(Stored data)
::::
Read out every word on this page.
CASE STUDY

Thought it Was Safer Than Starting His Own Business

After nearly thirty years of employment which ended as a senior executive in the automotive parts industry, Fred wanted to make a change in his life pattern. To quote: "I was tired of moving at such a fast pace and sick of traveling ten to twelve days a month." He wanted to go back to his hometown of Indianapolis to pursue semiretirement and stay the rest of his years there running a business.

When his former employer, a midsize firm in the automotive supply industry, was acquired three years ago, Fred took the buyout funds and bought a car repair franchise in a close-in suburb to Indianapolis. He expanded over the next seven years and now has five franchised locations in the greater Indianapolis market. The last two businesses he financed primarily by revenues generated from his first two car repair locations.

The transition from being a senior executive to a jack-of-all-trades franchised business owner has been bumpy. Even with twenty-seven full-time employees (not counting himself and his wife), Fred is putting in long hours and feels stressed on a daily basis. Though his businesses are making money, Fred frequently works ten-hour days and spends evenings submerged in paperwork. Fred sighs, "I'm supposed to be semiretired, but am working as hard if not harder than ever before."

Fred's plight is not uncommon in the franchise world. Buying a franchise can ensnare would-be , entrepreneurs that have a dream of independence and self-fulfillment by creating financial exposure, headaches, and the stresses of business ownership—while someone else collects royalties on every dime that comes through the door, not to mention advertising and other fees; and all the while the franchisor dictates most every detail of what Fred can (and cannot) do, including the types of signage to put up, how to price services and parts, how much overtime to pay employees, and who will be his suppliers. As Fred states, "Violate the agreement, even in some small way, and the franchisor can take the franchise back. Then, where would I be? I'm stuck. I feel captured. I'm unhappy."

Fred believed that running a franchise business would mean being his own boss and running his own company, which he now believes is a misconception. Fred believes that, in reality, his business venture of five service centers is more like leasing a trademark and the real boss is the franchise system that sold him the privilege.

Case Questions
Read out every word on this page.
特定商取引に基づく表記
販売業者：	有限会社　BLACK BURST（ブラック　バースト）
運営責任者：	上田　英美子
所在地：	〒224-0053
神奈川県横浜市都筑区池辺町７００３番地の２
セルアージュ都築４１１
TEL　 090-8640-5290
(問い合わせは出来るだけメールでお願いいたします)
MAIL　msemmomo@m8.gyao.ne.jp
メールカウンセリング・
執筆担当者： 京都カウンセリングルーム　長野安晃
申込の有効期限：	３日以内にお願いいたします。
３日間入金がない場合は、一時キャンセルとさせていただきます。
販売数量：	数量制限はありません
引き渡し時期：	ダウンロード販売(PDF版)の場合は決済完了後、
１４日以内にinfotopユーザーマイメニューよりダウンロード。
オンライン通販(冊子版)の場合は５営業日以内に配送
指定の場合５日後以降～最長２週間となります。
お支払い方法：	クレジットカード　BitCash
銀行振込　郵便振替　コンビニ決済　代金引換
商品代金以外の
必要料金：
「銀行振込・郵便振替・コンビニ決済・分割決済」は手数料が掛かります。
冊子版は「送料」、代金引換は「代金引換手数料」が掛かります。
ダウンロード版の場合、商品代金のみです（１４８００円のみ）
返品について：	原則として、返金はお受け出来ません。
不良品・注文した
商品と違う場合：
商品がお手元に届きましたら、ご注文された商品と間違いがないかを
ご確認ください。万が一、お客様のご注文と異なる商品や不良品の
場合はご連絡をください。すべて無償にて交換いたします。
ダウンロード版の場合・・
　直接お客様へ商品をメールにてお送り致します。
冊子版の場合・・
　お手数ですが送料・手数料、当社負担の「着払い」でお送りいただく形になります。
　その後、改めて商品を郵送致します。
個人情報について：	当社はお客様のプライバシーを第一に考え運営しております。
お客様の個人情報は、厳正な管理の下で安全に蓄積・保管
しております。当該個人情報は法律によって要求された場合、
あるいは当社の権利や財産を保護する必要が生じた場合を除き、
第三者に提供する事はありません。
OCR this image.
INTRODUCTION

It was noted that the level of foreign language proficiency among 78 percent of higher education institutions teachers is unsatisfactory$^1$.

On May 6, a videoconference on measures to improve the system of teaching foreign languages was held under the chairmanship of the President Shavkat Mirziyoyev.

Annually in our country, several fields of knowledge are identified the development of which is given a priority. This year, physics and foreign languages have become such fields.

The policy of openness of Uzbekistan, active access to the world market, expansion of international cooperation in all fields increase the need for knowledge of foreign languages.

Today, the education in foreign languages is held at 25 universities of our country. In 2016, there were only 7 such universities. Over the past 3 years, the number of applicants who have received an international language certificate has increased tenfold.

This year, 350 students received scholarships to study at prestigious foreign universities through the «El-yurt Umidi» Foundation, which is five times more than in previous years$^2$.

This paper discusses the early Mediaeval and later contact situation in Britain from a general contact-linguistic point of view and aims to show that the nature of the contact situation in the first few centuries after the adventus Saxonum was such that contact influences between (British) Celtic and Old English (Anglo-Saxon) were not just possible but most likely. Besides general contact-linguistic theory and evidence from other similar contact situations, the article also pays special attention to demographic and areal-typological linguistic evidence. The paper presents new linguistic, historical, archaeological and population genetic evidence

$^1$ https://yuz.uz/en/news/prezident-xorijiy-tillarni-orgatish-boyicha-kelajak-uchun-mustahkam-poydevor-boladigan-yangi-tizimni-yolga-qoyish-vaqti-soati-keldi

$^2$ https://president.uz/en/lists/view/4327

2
::::
:: Goal ::
Your task is to pick out every line with the string "received" and copy it.

:: Response below ::
Today, the education in foreign languages is held at 25 universities of our country. In 2016, there were only 7 such universities. Over the past 3 years, the number of applicants who have received an international language certificate has increased tenfold.
This year, 350 students received scholarships to study at prestigious foreign universities through the «El-yurt Umidi» Foundation, which is five times more than in previous years$^2$.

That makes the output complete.